§ **WHAT THE TASK ASKS**: Among the entries below, find the lines that contain the string "together". State only how many there are.

§ **EXTRACTED RECORDS**:
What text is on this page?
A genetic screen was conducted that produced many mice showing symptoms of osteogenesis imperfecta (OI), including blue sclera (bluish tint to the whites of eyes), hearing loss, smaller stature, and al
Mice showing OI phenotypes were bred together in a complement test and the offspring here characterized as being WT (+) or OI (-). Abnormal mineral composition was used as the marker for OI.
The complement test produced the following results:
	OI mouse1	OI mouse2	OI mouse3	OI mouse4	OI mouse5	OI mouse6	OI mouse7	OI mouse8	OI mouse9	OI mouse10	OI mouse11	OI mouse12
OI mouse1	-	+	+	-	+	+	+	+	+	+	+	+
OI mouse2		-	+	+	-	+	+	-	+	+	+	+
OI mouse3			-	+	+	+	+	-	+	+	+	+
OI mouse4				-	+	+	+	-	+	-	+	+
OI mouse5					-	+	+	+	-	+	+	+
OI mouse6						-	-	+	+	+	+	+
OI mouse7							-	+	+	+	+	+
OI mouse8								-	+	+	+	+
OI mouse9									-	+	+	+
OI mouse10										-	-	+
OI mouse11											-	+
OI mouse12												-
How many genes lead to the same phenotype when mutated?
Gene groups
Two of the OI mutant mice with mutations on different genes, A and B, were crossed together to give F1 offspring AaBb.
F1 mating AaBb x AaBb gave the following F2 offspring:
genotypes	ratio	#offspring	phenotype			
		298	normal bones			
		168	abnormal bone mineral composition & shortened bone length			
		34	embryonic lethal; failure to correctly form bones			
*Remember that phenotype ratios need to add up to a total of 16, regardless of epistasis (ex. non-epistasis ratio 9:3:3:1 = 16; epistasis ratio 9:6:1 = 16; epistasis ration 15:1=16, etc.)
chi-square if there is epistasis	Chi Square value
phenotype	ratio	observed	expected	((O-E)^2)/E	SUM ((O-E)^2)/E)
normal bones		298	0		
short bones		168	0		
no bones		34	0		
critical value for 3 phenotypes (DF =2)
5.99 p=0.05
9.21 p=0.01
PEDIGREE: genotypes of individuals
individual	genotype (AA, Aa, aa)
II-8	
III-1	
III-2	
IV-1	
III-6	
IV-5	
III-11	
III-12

§ **SOLUTION TO THE EXERCISE**: 2